Task instructions:
Without altering anything, repeat each of the records.

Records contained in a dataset
________________________________________
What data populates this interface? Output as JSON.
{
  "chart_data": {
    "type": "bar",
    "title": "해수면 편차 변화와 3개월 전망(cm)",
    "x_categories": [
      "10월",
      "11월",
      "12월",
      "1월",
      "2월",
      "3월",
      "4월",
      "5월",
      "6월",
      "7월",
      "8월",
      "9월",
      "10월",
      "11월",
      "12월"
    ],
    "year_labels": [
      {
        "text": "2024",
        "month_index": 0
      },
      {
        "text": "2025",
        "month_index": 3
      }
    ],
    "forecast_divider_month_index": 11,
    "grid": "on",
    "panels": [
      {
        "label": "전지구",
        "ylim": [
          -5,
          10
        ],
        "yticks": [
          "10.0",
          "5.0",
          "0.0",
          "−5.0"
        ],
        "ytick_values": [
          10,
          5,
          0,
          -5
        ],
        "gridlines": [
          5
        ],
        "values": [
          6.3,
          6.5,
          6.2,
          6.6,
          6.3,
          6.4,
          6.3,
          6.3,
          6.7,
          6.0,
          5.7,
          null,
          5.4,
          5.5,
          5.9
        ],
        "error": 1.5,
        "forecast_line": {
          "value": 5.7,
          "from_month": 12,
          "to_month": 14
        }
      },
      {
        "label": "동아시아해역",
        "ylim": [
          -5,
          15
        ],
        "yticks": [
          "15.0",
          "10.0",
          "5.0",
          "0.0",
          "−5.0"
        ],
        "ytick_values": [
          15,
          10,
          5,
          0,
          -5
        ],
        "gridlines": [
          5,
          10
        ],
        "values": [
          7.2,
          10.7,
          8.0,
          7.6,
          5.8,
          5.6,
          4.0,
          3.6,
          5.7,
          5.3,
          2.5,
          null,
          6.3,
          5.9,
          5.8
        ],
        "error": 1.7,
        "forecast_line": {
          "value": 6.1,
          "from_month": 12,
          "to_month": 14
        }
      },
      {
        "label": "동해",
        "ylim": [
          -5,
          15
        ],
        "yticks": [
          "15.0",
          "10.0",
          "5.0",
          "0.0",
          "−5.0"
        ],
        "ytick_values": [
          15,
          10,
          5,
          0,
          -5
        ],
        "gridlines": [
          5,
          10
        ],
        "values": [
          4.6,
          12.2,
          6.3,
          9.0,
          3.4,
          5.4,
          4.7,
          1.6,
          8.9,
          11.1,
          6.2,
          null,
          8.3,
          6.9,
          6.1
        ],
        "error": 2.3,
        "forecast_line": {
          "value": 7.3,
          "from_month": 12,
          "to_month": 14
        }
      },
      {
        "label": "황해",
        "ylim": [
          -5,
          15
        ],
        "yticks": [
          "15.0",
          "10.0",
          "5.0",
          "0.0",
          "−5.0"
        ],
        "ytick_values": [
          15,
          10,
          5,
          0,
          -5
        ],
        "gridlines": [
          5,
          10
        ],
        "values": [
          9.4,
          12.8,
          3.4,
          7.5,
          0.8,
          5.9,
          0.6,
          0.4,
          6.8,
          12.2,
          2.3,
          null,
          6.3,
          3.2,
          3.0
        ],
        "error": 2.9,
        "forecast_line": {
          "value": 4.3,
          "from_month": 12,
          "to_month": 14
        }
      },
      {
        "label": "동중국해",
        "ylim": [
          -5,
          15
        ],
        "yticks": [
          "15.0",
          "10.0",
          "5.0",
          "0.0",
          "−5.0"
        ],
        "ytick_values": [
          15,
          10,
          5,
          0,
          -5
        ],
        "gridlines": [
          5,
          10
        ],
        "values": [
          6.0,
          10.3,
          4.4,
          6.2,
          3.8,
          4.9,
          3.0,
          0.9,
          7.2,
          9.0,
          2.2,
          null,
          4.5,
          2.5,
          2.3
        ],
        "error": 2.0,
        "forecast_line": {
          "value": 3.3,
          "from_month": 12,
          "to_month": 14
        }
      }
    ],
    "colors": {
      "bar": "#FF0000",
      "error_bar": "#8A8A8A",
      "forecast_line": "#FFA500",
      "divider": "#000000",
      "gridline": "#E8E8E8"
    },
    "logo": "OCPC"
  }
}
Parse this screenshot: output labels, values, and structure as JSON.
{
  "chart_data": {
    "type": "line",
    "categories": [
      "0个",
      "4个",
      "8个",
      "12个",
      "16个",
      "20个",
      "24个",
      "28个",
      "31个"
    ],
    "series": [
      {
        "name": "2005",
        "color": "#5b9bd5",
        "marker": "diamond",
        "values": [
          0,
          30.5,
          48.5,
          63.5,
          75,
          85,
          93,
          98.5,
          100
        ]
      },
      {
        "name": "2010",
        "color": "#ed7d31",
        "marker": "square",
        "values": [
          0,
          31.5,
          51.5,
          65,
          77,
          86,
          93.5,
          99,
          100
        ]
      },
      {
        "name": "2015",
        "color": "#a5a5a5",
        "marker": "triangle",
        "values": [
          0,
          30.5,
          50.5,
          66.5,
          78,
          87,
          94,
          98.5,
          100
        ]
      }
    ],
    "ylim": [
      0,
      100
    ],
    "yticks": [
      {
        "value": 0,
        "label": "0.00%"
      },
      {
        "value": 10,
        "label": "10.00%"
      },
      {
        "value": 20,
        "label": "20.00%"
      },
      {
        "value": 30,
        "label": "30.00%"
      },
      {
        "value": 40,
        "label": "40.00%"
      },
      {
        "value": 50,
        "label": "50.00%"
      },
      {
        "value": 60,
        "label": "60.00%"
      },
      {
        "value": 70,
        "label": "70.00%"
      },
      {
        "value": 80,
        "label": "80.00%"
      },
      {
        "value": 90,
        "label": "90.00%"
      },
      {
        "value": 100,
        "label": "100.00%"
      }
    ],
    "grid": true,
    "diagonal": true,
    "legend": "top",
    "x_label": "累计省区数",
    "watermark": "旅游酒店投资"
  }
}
________________________________________
Task output:
What data populates this interface? Output as JSON.
{
  "chart_data": {
    "type": "bar",
    "title": "해수면 편차 변화와 3개월 전망(cm)",
    "x_categories": [
      "10월",
      "11월",
      "12월",
      "1월",
      "2월",
      "3월",
      "4월",
      "5월",
      "6월",
      "7월",
      "8월",
      "9월",
      "10월",
      "11월",
      "12월"
    ],
    "year_labels": [
      {
        "text": "2024",
        "month_index": 0
      },
      {
        "text": "2025",
        "month_index": 3
      }
    ],
    "forecast_divider_month_index": 11,
    "grid": "on",
    "panels": [
      {
        "label": "전지구",
        "ylim": [
          -5,
          10
        ],
        "yticks": [
          "10.0",
          "5.0",
          "0.0",
          "−5.0"
        ],
        "ytick_values": [
          10,
          5,
          0,
          -5
        ],
        "gridlines": [
          5
        ],
        "values": [
          6.3,
          6.5,
          6.2,
          6.6,
          6.3,
          6.4,
          6.3,
          6.3,
          6.7,
          6.0,
          5.7,
          null,
          5.4,
          5.5,
          5.9
        ],
        "error": 1.5,
        "forecast_line": {
          "value": 5.7,
          "from_month": 12,
          "to_month": 14
        }
      },
      {
        "label": "동아시아해역",
        "ylim": [
          -5,
          15
        ],
        "yticks": [
          "15.0",
          "10.0",
          "5.0",
          "0.0",
          "−5.0"
        ],
        "ytick_values": [
          15,
          10,
          5,
          0,
          -5
        ],
        "gridlines": [
          5,
          10
        ],
        "values": [
          7.2,
          10.7,
          8.0,
          7.6,
          5.8,
          5.6,
          4.0,
          3.6,
          5.7,
          5.3,
          2.5,
          null,
          6.3,
          5.9,
          5.8
        ],
        "error": 1.7,
        "forecast_line": {
          "value": 6.1,
          "from_month": 12,
          "to_month": 14
        }
      },
      {
        "label": "동해",
        "ylim": [
          -5,
          15
        ],
        "yticks": [
          "15.0",
          "10.0",
          "5.0",
          "0.0",
          "−5.0"
        ],
        "ytick_values": [
          15,
          10,
          5,
          0,
          -5
        ],
        "gridlines": [
          5,
          10
        ],
        "values": [
          4.6,
          12.2,
          6.3,
          9.0,
          3.4,
          5.4,
          4.7,
          1.6,
          8.9,
          11.1,
          6.2,
          null,
          8.3,
          6.9,
          6.1
        ],
        "error": 2.3,
        "forecast_line": {
          "value": 7.3,
          "from_month": 12,
          "to_month": 14
        }
      },
      {
        "label": "황해",
        "ylim": [
          -5,
          15
        ],
        "yticks": [
          "15.0",
          "10.0",
          "5.0",
          "0.0",
          "−5.0"
        ],
        "ytick_values": [
          15,
          10,
          5,
          0,
          -5
        ],
        "gridlines": [
          5,
          10
        ],
        "values": [
          9.4,
          12.8,
          3.4,
          7.5,
          0.8,
          5.9,
          0.6,
          0.4,
          6.8,
          12.2,
          2.3,
          null,
          6.3,
          3.2,
          3.0
        ],
        "error": 2.9,
        "forecast_line": {
          "value": 4.3,
          "from_month": 12,
          "to_month": 14
        }
      },
      {
        "label": "동중국해",
        "ylim": [
          -5,
          15
        ],
        "yticks": [
          "15.0",
          "10.0",
          "5.0",
          "0.0",
          "−5.0"
        ],
        "ytick_values": [
          15,
          10,
          5,
          0,
          -5
        ],
        "gridlines": [
          5,
          10
        ],
        "values": [
          6.0,
          10.3,
          4.4,
          6.2,
          3.8,
          4.9,
          3.0,
          0.9,
          7.2,
          9.0,
          2.2,
          null,
          4.5,
          2.5,
          2.3
        ],
        "error": 2.0,
        "forecast_line": {
          "value": 3.3,
          "from_month": 12,
          "to_month": 14
        }
      }
    ],
    "colors": {
      "bar": "#FF0000",
      "error_bar": "#8A8A8A",
      "forecast_line": "#FFA500",
      "divider": "#000000",
      "gridline": "#E8E8E8"
    },
    "logo": "OCPC"
  }
}
Parse this screenshot: output labels, values, and structure as JSON.
{
  "chart_data": {
    "type": "line",
    "categories": [
      "0个",
      "4个",
      "8个",
      "12个",
      "16个",
      "20个",
      "24个",
      "28个",
      "31个"
    ],
    "series": [
      {
        "name": "2005",
        "color": "#5b9bd5",
        "marker": "diamond",
        "values": [
          0,
          30.5,
          48.5,
          63.5,
          75,
          85,
          93,
          98.5,
          100
        ]
      },
      {
        "name": "2010",
        "color": "#ed7d31",
        "marker": "square",
        "values": [
          0,
          31.5,
          51.5,
          65,
          77,
          86,
          93.5,
          99,
          100
        ]
      },
      {
        "name": "2015",
        "color": "#a5a5a5",
        "marker": "triangle",
        "values": [
          0,
          30.5,
          50.5,
          66.5,
          78,
          87,
          94,
          98.5,
          100
        ]
      }
    ],
    "ylim": [
      0,
      100
    ],
    "yticks": [
      {
        "value": 0,
        "label": "0.00%"
      },
      {
        "value": 10,
        "label": "10.00%"
      },
      {
        "value": 20,
        "label": "20.00%"
      },
      {
        "value": 30,
        "label": "30.00%"
      },
      {
        "value": 40,
        "label": "40.00%"
      },
      {
        "value": 50,
        "label": "50.00%"
      },
      {
        "value": 60,
        "label": "60.00%"
      },
      {
        "value": 70,
        "label": "70.00%"
      },
      {
        "value": 80,
        "label": "80.00%"
      },
      {
        "value": 90,
        "label": "90.00%"
      },
      {
        "value": 100,
        "label": "100.00%"
      }
    ],
    "grid": true,
    "diagonal": true,
    "legend": "top",
    "x_label": "累计省区数",
    "watermark": "旅游酒店投资"
  }
}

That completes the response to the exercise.